▸ **Task details**
Check each line of the listing below for the word "рабочим" and say how many lines have it. Nothing else should be written.

--- start Extracted information ---

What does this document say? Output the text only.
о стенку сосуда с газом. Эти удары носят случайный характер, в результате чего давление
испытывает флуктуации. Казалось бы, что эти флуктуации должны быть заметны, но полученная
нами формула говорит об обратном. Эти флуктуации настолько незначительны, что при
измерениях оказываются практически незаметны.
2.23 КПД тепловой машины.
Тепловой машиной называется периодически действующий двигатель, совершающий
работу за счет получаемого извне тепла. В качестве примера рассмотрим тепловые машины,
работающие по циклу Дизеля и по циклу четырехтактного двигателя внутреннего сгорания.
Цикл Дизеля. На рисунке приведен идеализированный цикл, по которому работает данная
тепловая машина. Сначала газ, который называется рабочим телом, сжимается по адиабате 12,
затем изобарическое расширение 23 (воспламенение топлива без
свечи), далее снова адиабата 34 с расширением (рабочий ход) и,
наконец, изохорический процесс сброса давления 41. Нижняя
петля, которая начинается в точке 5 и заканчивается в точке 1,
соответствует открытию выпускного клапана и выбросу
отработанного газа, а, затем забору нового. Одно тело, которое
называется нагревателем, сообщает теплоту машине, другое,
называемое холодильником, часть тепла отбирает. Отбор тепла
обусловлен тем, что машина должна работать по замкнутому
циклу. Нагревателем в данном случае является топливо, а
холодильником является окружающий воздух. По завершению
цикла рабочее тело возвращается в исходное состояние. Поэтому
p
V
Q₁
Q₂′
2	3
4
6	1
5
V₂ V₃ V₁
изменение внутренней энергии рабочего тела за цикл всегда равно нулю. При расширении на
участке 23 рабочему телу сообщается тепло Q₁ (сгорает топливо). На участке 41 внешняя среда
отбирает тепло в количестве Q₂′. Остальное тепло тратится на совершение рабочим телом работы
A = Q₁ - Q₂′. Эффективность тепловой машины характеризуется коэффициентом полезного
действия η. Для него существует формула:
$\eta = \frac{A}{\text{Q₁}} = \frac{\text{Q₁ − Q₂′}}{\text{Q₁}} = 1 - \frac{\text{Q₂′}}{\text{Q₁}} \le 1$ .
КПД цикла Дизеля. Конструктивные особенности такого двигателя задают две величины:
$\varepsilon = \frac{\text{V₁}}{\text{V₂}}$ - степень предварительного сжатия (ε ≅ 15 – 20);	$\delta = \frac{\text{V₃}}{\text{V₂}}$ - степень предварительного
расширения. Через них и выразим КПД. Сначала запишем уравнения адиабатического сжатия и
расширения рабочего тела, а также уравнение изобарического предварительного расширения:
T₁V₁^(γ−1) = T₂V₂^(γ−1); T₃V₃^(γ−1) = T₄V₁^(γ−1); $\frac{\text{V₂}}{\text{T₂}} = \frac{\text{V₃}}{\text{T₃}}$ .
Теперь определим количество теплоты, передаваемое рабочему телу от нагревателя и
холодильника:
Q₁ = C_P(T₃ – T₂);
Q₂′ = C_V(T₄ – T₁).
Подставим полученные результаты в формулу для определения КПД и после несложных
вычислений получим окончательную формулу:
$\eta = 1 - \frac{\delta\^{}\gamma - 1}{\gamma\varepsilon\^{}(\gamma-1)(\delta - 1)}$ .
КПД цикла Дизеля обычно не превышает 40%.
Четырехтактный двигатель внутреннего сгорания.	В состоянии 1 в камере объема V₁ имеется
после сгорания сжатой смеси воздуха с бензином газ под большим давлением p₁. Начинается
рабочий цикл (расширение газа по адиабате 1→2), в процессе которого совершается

--- end Extracted information ---

▸ **Complete response**
2